▶ Task brief:
Reproduce the records below exactly as given.

▶ Dataset records:
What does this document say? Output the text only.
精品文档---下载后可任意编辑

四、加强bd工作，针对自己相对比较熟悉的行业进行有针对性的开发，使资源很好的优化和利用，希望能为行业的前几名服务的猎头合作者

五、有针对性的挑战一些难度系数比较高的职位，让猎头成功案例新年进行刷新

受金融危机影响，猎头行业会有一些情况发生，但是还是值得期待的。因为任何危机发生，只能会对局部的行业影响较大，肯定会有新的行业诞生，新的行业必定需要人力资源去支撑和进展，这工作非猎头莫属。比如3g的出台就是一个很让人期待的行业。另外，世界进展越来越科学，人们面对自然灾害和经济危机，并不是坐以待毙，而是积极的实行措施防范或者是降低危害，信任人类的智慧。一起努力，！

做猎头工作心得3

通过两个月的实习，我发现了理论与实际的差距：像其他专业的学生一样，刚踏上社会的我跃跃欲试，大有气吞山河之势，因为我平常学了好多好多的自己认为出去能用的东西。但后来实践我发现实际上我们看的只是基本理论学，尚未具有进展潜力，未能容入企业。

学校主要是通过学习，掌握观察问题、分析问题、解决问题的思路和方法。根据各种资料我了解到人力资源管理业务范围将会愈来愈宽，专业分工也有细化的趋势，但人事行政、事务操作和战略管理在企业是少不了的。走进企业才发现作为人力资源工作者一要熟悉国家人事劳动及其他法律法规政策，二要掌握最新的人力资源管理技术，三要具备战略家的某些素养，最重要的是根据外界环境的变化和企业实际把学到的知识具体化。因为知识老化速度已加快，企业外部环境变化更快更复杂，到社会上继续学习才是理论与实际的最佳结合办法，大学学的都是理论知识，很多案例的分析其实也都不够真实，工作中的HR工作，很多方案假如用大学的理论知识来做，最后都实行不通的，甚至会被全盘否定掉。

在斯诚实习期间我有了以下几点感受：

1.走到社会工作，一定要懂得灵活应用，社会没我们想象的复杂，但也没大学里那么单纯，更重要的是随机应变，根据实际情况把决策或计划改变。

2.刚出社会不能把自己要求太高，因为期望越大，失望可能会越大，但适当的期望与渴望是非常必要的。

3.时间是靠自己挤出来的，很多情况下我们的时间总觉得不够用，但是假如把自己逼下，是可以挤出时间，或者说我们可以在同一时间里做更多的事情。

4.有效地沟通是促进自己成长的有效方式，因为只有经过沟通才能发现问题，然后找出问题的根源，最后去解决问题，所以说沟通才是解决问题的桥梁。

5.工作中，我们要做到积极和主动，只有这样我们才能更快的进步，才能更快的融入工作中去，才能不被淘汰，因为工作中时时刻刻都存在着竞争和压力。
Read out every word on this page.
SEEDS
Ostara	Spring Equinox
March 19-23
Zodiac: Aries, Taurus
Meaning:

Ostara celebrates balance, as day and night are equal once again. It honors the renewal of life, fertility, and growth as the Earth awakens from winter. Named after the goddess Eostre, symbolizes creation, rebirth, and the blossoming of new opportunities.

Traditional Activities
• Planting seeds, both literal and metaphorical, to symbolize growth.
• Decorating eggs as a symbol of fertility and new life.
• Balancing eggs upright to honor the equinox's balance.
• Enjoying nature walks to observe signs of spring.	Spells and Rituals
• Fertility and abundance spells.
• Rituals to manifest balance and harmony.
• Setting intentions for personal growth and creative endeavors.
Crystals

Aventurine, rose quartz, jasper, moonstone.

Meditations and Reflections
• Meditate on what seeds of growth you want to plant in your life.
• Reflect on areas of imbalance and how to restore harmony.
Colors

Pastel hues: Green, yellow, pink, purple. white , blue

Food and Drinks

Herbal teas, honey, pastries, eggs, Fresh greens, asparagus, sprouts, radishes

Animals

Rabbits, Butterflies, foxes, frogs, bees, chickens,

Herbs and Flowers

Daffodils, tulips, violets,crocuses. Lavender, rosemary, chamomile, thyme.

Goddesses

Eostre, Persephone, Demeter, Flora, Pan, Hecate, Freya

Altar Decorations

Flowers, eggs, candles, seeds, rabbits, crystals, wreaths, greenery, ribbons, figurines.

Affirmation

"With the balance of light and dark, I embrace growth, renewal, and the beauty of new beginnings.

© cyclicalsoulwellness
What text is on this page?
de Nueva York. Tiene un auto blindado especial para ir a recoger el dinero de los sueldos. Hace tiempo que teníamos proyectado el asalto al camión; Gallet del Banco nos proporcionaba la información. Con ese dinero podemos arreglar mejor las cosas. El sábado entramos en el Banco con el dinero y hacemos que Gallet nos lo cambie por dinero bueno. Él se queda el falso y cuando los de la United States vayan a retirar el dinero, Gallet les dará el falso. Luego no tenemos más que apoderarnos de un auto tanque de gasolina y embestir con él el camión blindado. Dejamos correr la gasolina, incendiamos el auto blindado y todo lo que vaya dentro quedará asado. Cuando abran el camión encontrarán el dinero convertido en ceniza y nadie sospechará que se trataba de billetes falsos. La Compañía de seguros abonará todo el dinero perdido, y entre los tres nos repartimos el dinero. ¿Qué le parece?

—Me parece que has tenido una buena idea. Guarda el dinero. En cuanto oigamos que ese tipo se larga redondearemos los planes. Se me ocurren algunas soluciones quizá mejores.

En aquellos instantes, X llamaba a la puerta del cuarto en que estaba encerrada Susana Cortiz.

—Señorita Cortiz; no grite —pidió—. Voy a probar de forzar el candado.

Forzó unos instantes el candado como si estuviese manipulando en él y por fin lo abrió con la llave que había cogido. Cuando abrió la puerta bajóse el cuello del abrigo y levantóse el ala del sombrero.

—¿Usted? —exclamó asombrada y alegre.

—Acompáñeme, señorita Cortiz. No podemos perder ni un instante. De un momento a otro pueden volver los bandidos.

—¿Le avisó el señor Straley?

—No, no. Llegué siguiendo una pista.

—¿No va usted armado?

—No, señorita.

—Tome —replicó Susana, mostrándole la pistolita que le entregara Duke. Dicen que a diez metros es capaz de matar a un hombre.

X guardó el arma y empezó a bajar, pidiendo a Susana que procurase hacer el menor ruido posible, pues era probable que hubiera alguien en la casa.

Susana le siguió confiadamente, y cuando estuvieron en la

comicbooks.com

▶ The output:
What does this document say? Output the text only.
精品文档---下载后可任意编辑

四、加强bd工作，针对自己相对比较熟悉的行业进行有针对性的开发，使资源很好的优化和利用，希望能为行业的前几名服务的猎头合作者

五、有针对性的挑战一些难度系数比较高的职位，让猎头成功案例新年进行刷新

受金融危机影响，猎头行业会有一些情况发生，但是还是值得期待的。因为任何危机发生，只能会对局部的行业影响较大，肯定会有新的行业诞生，新的行业必定需要人力资源去支撑和进展，这工作非猎头莫属。比如3g的出台就是一个很让人期待的行业。另外，世界进展越来越科学，人们面对自然灾害和经济危机，并不是坐以待毙，而是积极的实行措施防范或者是降低危害，信任人类的智慧。一起努力，！

做猎头工作心得3

通过两个月的实习，我发现了理论与实际的差距：像其他专业的学生一样，刚踏上社会的我跃跃欲试，大有气吞山河之势，因为我平常学了好多好多的自己认为出去能用的东西。但后来实践我发现实际上我们看的只是基本理论学，尚未具有进展潜力，未能容入企业。

学校主要是通过学习，掌握观察问题、分析问题、解决问题的思路和方法。根据各种资料我了解到人力资源管理业务范围将会愈来愈宽，专业分工也有细化的趋势，但人事行政、事务操作和战略管理在企业是少不了的。走进企业才发现作为人力资源工作者一要熟悉国家人事劳动及其他法律法规政策，二要掌握最新的人力资源管理技术，三要具备战略家的某些素养，最重要的是根据外界环境的变化和企业实际把学到的知识具体化。因为知识老化速度已加快，企业外部环境变化更快更复杂，到社会上继续学习才是理论与实际的最佳结合办法，大学学的都是理论知识，很多案例的分析其实也都不够真实，工作中的HR工作，很多方案假如用大学的理论知识来做，最后都实行不通的，甚至会被全盘否定掉。

在斯诚实习期间我有了以下几点感受：

1.走到社会工作，一定要懂得灵活应用，社会没我们想象的复杂，但也没大学里那么单纯，更重要的是随机应变，根据实际情况把决策或计划改变。

2.刚出社会不能把自己要求太高，因为期望越大，失望可能会越大，但适当的期望与渴望是非常必要的。

3.时间是靠自己挤出来的，很多情况下我们的时间总觉得不够用，但是假如把自己逼下，是可以挤出时间，或者说我们可以在同一时间里做更多的事情。

4.有效地沟通是促进自己成长的有效方式，因为只有经过沟通才能发现问题，然后找出问题的根源，最后去解决问题，所以说沟通才是解决问题的桥梁。

5.工作中，我们要做到积极和主动，只有这样我们才能更快的进步，才能更快的融入工作中去，才能不被淘汰，因为工作中时时刻刻都存在着竞争和压力。
Read out every word on this page.
SEEDS
Ostara	Spring Equinox
March 19-23
Zodiac: Aries, Taurus
Meaning:

Ostara celebrates balance, as day and night are equal once again. It honors the renewal of life, fertility, and growth as the Earth awakens from winter. Named after the goddess Eostre, symbolizes creation, rebirth, and the blossoming of new opportunities.

Traditional Activities
• Planting seeds, both literal and metaphorical, to symbolize growth.
• Decorating eggs as a symbol of fertility and new life.
• Balancing eggs upright to honor the equinox's balance.
• Enjoying nature walks to observe signs of spring.	Spells and Rituals
• Fertility and abundance spells.
• Rituals to manifest balance and harmony.
• Setting intentions for personal growth and creative endeavors.
Crystals

Aventurine, rose quartz, jasper, moonstone.

Meditations and Reflections
• Meditate on what seeds of growth you want to plant in your life.
• Reflect on areas of imbalance and how to restore harmony.
Colors

Pastel hues: Green, yellow, pink, purple. white , blue

Food and Drinks

Herbal teas, honey, pastries, eggs, Fresh greens, asparagus, sprouts, radishes

Animals

Rabbits, Butterflies, foxes, frogs, bees, chickens,

Herbs and Flowers

Daffodils, tulips, violets,crocuses. Lavender, rosemary, chamomile, thyme.

Goddesses

Eostre, Persephone, Demeter, Flora, Pan, Hecate, Freya

Altar Decorations

Flowers, eggs, candles, seeds, rabbits, crystals, wreaths, greenery, ribbons, figurines.

Affirmation

"With the balance of light and dark, I embrace growth, renewal, and the beauty of new beginnings.

© cyclicalsoulwellness
What text is on this page?
de Nueva York. Tiene un auto blindado especial para ir a recoger el dinero de los sueldos. Hace tiempo que teníamos proyectado el asalto al camión; Gallet del Banco nos proporcionaba la información. Con ese dinero podemos arreglar mejor las cosas. El sábado entramos en el Banco con el dinero y hacemos que Gallet nos lo cambie por dinero bueno. Él se queda el falso y cuando los de la United States vayan a retirar el dinero, Gallet les dará el falso. Luego no tenemos más que apoderarnos de un auto tanque de gasolina y embestir con él el camión blindado. Dejamos correr la gasolina, incendiamos el auto blindado y todo lo que vaya dentro quedará asado. Cuando abran el camión encontrarán el dinero convertido en ceniza y nadie sospechará que se trataba de billetes falsos. La Compañía de seguros abonará todo el dinero perdido, y entre los tres nos repartimos el dinero. ¿Qué le parece?

—Me parece que has tenido una buena idea. Guarda el dinero. En cuanto oigamos que ese tipo se larga redondearemos los planes. Se me ocurren algunas soluciones quizá mejores.

En aquellos instantes, X llamaba a la puerta del cuarto en que estaba encerrada Susana Cortiz.

—Señorita Cortiz; no grite —pidió—. Voy a probar de forzar el candado.

Forzó unos instantes el candado como si estuviese manipulando en él y por fin lo abrió con la llave que había cogido. Cuando abrió la puerta bajóse el cuello del abrigo y levantóse el ala del sombrero.

—¿Usted? —exclamó asombrada y alegre.

—Acompáñeme, señorita Cortiz. No podemos perder ni un instante. De un momento a otro pueden volver los bandidos.

—¿Le avisó el señor Straley?

—No, no. Llegué siguiendo una pista.

—¿No va usted armado?

—No, señorita.

—Tome —replicó Susana, mostrándole la pistolita que le entregara Duke. Dicen que a diez metros es capaz de matar a un hombre.

X guardó el arma y empezó a bajar, pidiendo a Susana que procurase hacer el menor ruido posible, pues era probable que hubiera alguien en la casa.

Susana le siguió confiadamente, y cuando estuvieron en la

comicbooks.com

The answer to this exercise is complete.